About 1890 or maybe a little before S. H. Peacock Sr. started a
steam mill in Perry where in addition to grinning cotton and
sawing lumber he ground much corn. Then the Carlton and Kelly
mill southeast of Perry and the Moran mill in the same direction
got their share of corn grinding. People went to these mills
because they could get their grinding quicker and not a few
didn’t see enough difference between the taste of water-mill
and steam-mill meal to matter much. Anyway it is unlikely that a
bushel of meal has been ground on a water mill in Taylor County
since 1905 or probably 1903. Then again corn growing has so
nearly stopped in Taylor County that no sort of a mill for
grinding corn would now pay.
The old water mill days constitute an interesting period of
Taylor County history. They bring to mind such men as Old
"Uncle Zacky" Lovett, Old Man John Courtney, Rev.

========================================

**Exercise set**.
[1] According to the account of Taylor County's mills, why did people take their corn to the steam mills instead of the water mills?
[2] Pick up the account of Taylor County's mills where it stops and carry it forward.

**Material**.

========================================

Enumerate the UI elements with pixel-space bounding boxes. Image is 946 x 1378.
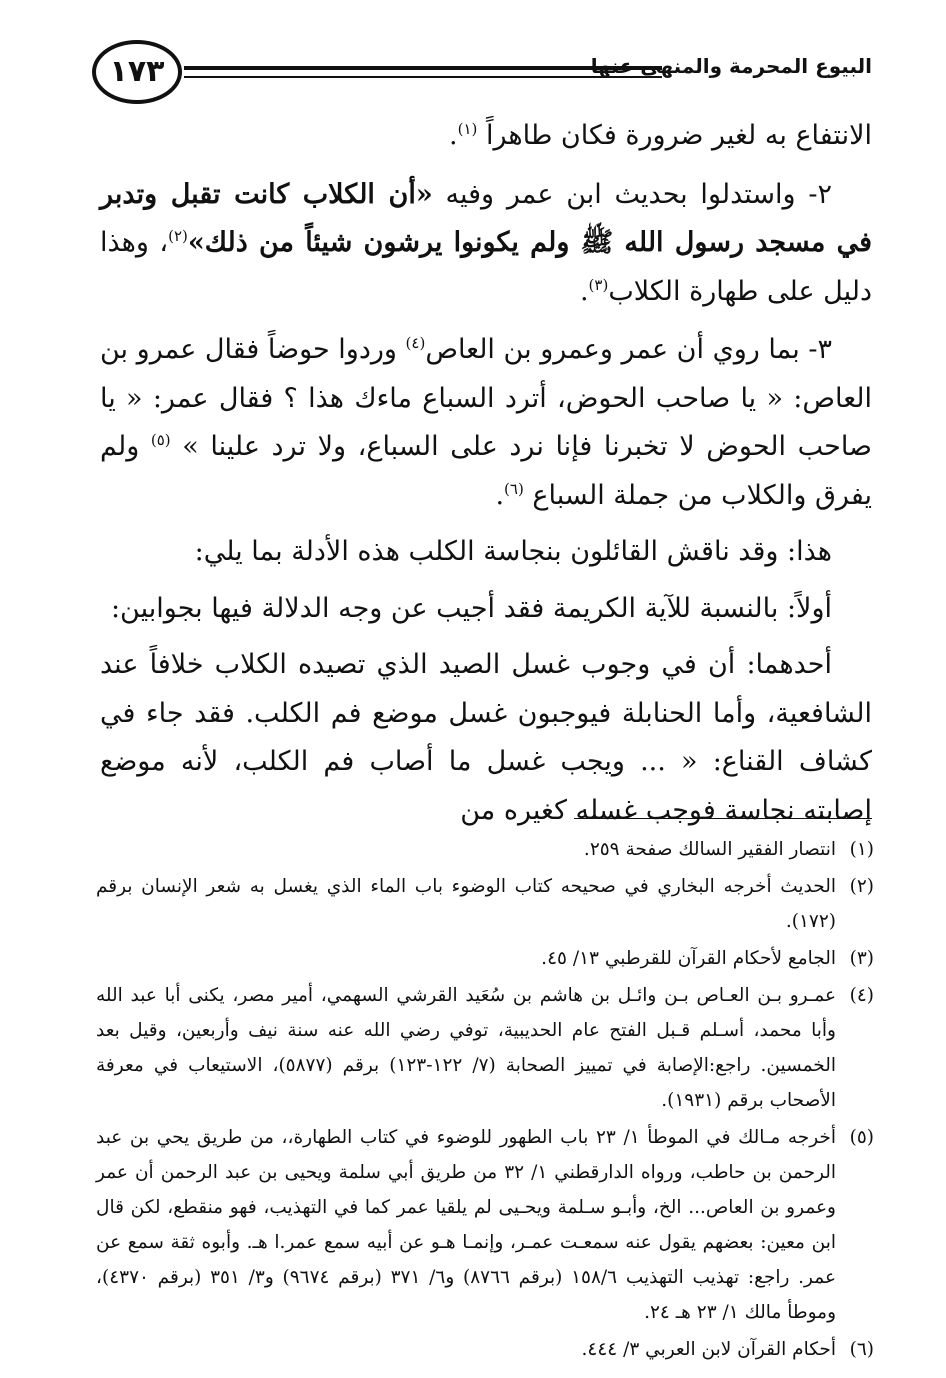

========================================

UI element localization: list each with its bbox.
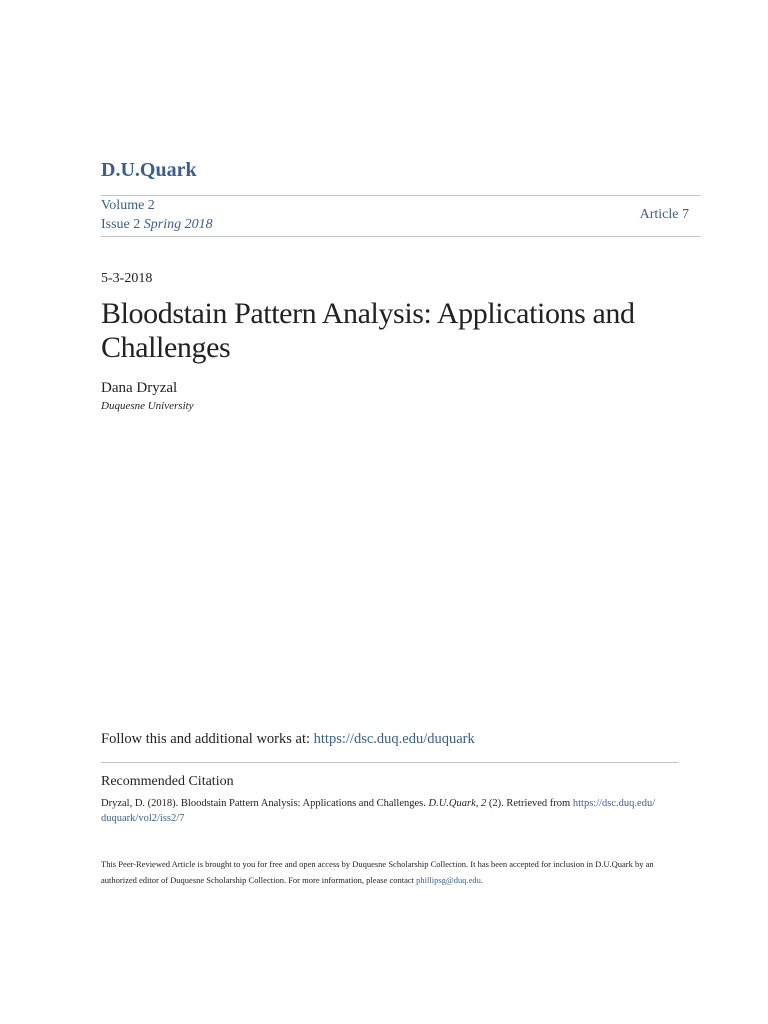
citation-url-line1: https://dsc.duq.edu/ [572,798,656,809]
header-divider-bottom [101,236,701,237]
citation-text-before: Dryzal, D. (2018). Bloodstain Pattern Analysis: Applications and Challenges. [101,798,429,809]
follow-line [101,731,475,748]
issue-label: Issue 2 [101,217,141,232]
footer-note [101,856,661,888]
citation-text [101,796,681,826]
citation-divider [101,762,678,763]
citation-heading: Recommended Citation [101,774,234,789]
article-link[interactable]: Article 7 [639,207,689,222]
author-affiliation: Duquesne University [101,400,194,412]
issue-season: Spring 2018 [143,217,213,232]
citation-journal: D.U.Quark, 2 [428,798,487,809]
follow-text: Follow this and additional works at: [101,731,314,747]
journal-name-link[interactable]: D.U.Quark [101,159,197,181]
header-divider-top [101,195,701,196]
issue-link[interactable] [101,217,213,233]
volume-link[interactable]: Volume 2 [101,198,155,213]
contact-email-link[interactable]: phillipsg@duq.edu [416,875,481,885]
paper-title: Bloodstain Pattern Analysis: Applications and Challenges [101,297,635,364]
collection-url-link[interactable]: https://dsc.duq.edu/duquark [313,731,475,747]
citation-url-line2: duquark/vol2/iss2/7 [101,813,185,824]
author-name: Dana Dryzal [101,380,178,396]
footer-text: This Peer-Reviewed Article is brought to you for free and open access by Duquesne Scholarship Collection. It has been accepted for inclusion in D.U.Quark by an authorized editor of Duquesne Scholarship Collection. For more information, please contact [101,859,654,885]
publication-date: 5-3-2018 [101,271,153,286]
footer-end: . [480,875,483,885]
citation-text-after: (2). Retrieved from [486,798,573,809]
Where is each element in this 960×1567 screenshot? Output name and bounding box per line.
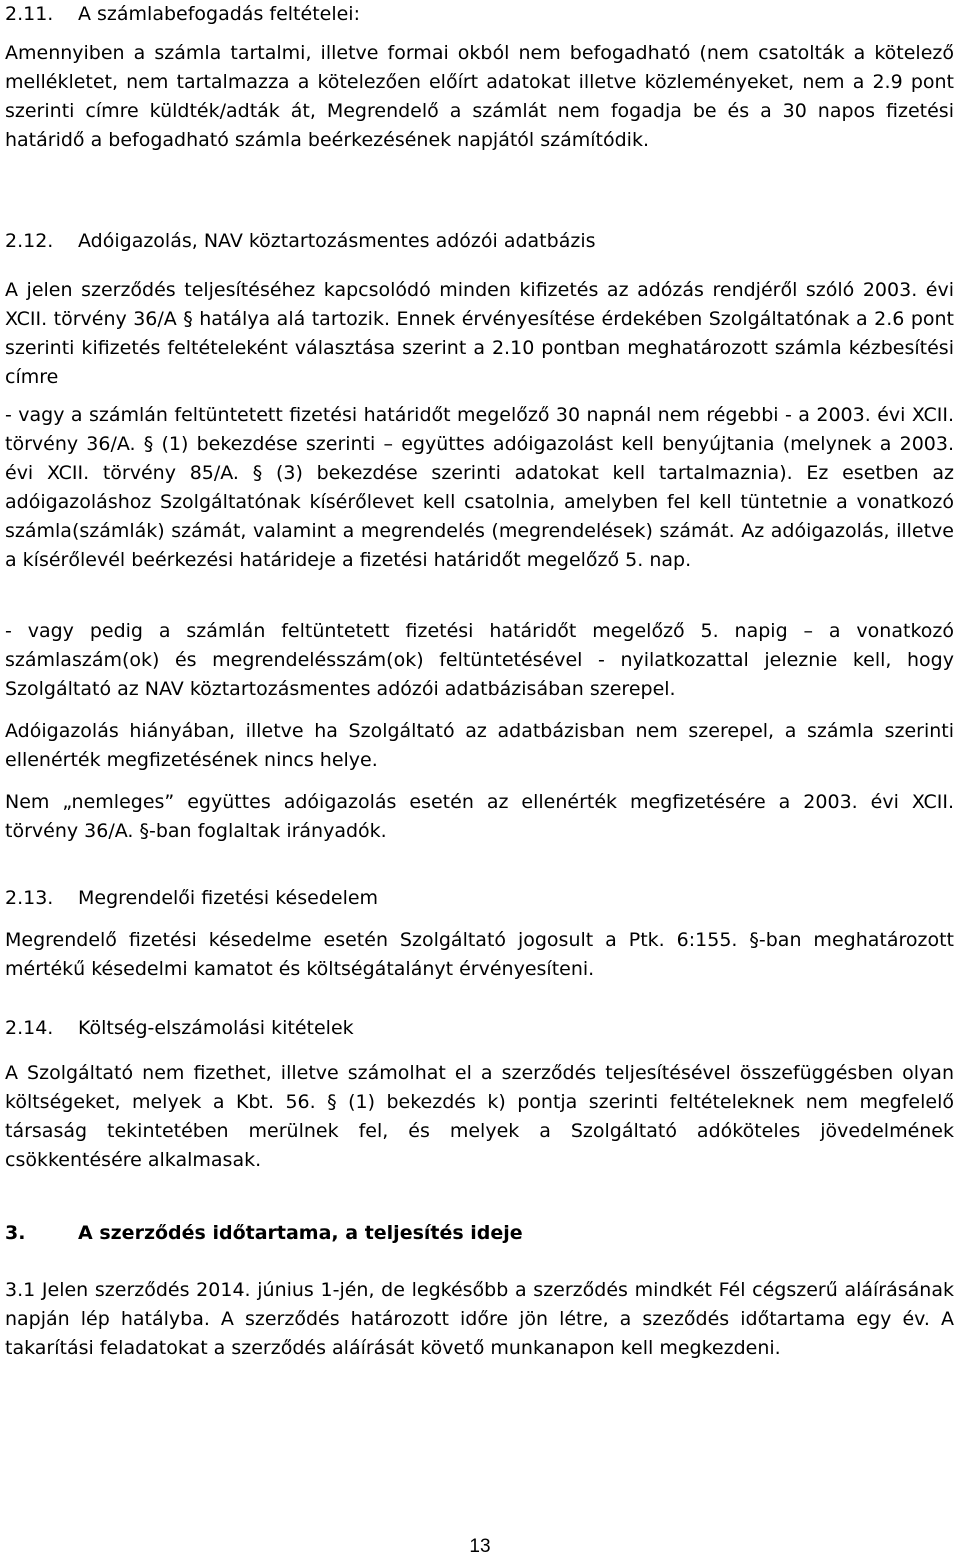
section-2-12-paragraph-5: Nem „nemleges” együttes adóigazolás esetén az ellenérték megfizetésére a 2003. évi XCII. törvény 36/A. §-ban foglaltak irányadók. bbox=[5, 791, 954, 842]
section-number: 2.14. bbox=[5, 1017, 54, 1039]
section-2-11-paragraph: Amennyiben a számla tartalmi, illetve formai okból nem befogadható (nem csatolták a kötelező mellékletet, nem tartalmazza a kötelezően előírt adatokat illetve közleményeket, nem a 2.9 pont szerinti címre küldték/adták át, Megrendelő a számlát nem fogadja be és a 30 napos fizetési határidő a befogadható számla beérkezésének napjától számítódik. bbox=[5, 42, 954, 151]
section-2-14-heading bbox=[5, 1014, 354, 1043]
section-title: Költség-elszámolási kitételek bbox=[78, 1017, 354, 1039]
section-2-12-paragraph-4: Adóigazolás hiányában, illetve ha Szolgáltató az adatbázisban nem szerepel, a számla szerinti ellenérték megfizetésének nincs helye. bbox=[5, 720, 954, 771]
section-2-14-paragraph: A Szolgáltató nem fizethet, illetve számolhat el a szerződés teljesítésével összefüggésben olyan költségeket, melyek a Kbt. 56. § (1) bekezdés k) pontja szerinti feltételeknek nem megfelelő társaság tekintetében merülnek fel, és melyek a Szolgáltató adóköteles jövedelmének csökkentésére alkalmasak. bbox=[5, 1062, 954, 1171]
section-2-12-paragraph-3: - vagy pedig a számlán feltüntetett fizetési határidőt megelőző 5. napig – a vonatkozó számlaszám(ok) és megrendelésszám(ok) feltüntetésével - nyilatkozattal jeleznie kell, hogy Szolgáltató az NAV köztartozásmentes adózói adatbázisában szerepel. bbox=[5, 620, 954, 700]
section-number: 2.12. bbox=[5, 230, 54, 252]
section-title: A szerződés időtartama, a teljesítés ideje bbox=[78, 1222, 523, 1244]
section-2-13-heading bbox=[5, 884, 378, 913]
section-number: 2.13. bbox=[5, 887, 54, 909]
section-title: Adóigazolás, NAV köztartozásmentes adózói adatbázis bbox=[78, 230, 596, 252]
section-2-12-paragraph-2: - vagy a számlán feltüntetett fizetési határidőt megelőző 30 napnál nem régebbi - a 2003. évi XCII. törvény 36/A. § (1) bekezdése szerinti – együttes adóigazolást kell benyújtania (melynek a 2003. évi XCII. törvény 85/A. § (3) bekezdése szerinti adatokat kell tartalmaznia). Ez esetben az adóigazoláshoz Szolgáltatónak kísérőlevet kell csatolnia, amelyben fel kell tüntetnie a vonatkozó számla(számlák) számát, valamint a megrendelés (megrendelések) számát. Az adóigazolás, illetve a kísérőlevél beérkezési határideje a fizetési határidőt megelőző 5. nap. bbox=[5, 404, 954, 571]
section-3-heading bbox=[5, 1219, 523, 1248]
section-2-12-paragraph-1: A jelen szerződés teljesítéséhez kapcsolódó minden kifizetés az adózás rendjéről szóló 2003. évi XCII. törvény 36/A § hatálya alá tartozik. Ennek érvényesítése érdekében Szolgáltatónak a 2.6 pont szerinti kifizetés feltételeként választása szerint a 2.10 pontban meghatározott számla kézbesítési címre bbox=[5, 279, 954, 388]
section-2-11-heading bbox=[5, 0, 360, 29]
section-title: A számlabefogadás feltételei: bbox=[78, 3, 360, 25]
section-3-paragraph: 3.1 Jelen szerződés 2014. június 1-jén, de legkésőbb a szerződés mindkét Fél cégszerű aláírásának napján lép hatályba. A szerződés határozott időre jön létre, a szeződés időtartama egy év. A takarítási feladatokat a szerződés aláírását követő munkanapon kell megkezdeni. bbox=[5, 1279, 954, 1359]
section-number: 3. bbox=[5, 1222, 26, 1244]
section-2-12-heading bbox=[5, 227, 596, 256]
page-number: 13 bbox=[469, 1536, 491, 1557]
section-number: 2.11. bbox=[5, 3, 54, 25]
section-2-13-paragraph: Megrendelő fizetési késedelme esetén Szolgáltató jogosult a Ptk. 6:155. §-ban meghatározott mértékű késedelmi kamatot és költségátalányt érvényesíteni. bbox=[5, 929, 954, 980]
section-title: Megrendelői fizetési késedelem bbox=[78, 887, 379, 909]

========================================

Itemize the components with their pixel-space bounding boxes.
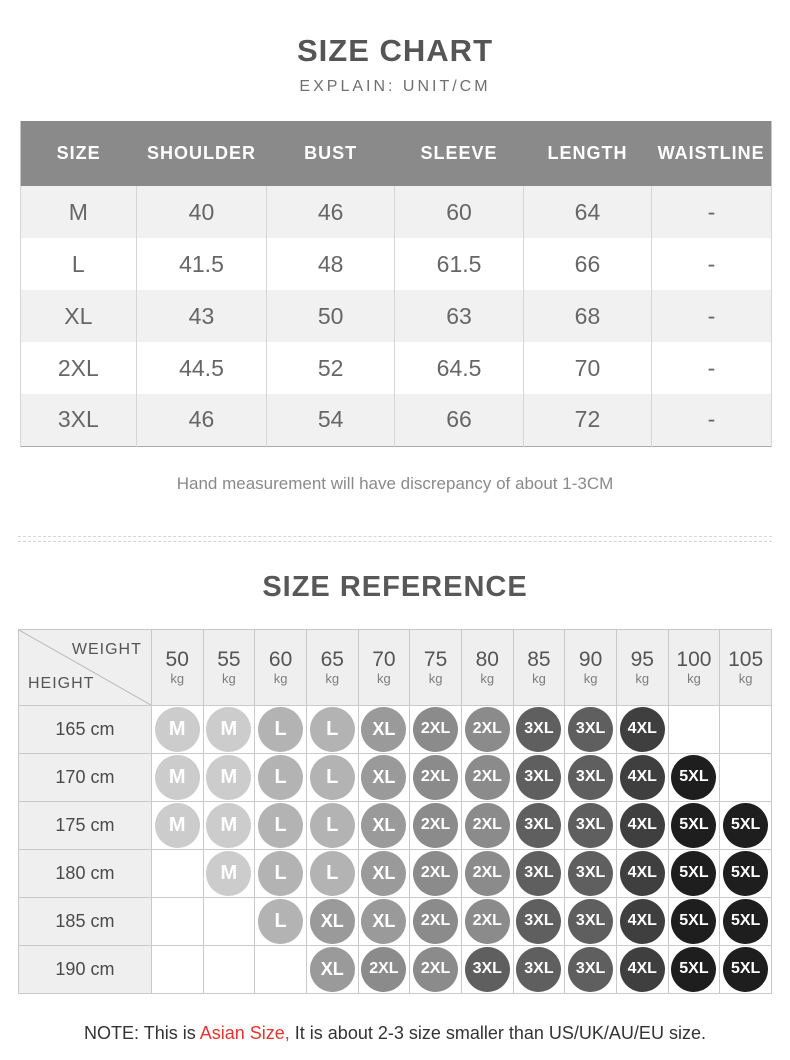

========================================

**Solved problems**.
[1] They could get their grinding done faster at the steam mills. Also, quite a few people didn't think water-mill meal and steam-mill meal tasted different enough to matter.

[2]
James H. Wentworth, Old Man Tom Quiette and Joe Murphy. They
bring to mind the mill houses where political questions were
discussed and maybe sometimes settled. They remind us of the
mill ponds where some of us learned to swim.
More than all this we who remember the water mills are reminded
that we live in a completely changed world where there are no
more "stick" and "dirt" chimneys, sassafras
tea, big rounds of calomel, families of ten children, swans down
for face powder and silver finger rings.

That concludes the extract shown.